_Do this_
Omit every picture and write out the rest of the records exactly.

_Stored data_
====
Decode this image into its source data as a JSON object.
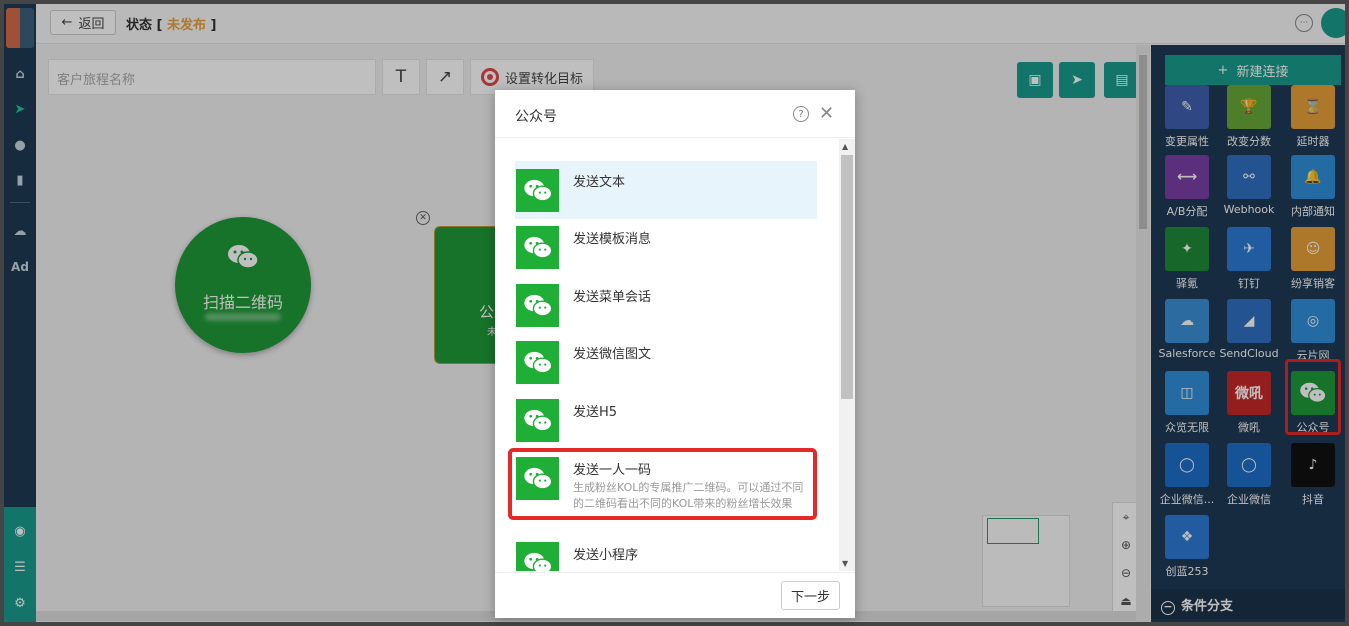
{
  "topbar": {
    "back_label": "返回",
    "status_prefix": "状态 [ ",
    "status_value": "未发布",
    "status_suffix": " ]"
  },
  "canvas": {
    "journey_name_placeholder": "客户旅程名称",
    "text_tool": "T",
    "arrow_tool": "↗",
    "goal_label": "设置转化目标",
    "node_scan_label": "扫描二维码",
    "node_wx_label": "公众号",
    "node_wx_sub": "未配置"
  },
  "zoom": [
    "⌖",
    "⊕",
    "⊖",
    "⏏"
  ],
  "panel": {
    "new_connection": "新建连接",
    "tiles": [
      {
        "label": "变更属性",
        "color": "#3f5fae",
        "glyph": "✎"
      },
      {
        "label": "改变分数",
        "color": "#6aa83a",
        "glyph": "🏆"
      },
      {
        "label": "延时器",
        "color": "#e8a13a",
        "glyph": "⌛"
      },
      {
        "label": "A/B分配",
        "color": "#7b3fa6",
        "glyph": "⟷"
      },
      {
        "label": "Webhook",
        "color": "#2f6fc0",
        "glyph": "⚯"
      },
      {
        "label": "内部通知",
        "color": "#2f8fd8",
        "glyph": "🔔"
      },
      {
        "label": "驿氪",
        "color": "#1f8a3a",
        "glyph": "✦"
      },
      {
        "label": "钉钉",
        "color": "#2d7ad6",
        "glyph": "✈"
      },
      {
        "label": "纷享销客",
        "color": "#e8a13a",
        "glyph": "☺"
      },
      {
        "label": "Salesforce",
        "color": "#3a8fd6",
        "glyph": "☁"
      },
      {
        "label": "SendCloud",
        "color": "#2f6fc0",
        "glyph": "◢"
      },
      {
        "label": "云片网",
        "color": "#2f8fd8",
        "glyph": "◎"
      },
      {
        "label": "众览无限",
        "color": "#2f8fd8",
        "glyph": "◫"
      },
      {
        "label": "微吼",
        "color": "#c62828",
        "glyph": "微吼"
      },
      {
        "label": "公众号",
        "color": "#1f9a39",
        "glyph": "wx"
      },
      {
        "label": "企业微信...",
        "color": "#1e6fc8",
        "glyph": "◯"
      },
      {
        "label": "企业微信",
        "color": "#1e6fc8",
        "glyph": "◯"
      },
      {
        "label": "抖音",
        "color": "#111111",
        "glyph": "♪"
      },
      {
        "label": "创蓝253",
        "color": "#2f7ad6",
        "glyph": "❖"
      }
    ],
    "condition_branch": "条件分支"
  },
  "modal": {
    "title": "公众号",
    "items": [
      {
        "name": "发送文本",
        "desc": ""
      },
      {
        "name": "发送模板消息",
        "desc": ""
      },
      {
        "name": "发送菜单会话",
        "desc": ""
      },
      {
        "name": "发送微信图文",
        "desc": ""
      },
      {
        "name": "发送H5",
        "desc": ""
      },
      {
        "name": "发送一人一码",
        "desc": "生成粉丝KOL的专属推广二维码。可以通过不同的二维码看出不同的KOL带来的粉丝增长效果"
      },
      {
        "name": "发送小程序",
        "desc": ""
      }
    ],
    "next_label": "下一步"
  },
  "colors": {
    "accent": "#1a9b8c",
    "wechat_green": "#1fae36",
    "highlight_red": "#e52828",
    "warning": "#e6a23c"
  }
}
====
_Answer_
Decode this image into its source data as a JSON object.
{
  "topbar": {
    "back_label": "返回",
    "status_prefix": "状态 [ ",
    "status_value": "未发布",
    "status_suffix": " ]"
  },
  "canvas": {
    "journey_name_placeholder": "客户旅程名称",
    "text_tool": "T",
    "arrow_tool": "↗",
    "goal_label": "设置转化目标",
    "node_scan_label": "扫描二维码",
    "node_wx_label": "公众号",
    "node_wx_sub": "未配置"
  },
  "zoom": [
    "⌖",
    "⊕",
    "⊖",
    "⏏"
  ],
  "panel": {
    "new_connection": "新建连接",
    "tiles": [
      {
        "label": "变更属性",
        "color": "#3f5fae",
        "glyph": "✎"
      },
      {
        "label": "改变分数",
        "color": "#6aa83a",
        "glyph": "🏆"
      },
      {
        "label": "延时器",
        "color": "#e8a13a",
        "glyph": "⌛"
      },
      {
        "label": "A/B分配",
        "color": "#7b3fa6",
        "glyph": "⟷"
      },
      {
        "label": "Webhook",
        "color": "#2f6fc0",
        "glyph": "⚯"
      },
      {
        "label": "内部通知",
        "color": "#2f8fd8",
        "glyph": "🔔"
      },
      {
        "label": "驿氪",
        "color": "#1f8a3a",
        "glyph": "✦"
      },
      {
        "label": "钉钉",
        "color": "#2d7ad6",
        "glyph": "✈"
      },
      {
        "label": "纷享销客",
        "color": "#e8a13a",
        "glyph": "☺"
      },
      {
        "label": "Salesforce",
        "color": "#3a8fd6",
        "glyph": "☁"
      },
      {
        "label": "SendCloud",
        "color": "#2f6fc0",
        "glyph": "◢"
      },
      {
        "label": "云片网",
        "color": "#2f8fd8",
        "glyph": "◎"
      },
      {
        "label": "众览无限",
        "color": "#2f8fd8",
        "glyph": "◫"
      },
      {
        "label": "微吼",
        "color": "#c62828",
        "glyph": "微吼"
      },
      {
        "label": "公众号",
        "color": "#1f9a39",
        "glyph": "wx"
      },
      {
        "label": "企业微信...",
        "color": "#1e6fc8",
        "glyph": "◯"
      },
      {
        "label": "企业微信",
        "color": "#1e6fc8",
        "glyph": "◯"
      },
      {
        "label": "抖音",
        "color": "#111111",
        "glyph": "♪"
      },
      {
        "label": "创蓝253",
        "color": "#2f7ad6",
        "glyph": "❖"
      }
    ],
    "condition_branch": "条件分支"
  },
  "modal": {
    "title": "公众号",
    "items": [
      {
        "name": "发送文本",
        "desc": ""
      },
      {
        "name": "发送模板消息",
        "desc": ""
      },
      {
        "name": "发送菜单会话",
        "desc": ""
      },
      {
        "name": "发送微信图文",
        "desc": ""
      },
      {
        "name": "发送H5",
        "desc": ""
      },
      {
        "name": "发送一人一码",
        "desc": "生成粉丝KOL的专属推广二维码。可以通过不同的二维码看出不同的KOL带来的粉丝增长效果"
      },
      {
        "name": "发送小程序",
        "desc": ""
      }
    ],
    "next_label": "下一步"
  },
  "colors": {
    "accent": "#1a9b8c",
    "wechat_green": "#1fae36",
    "highlight_red": "#e52828",
    "warning": "#e6a23c"
  }
}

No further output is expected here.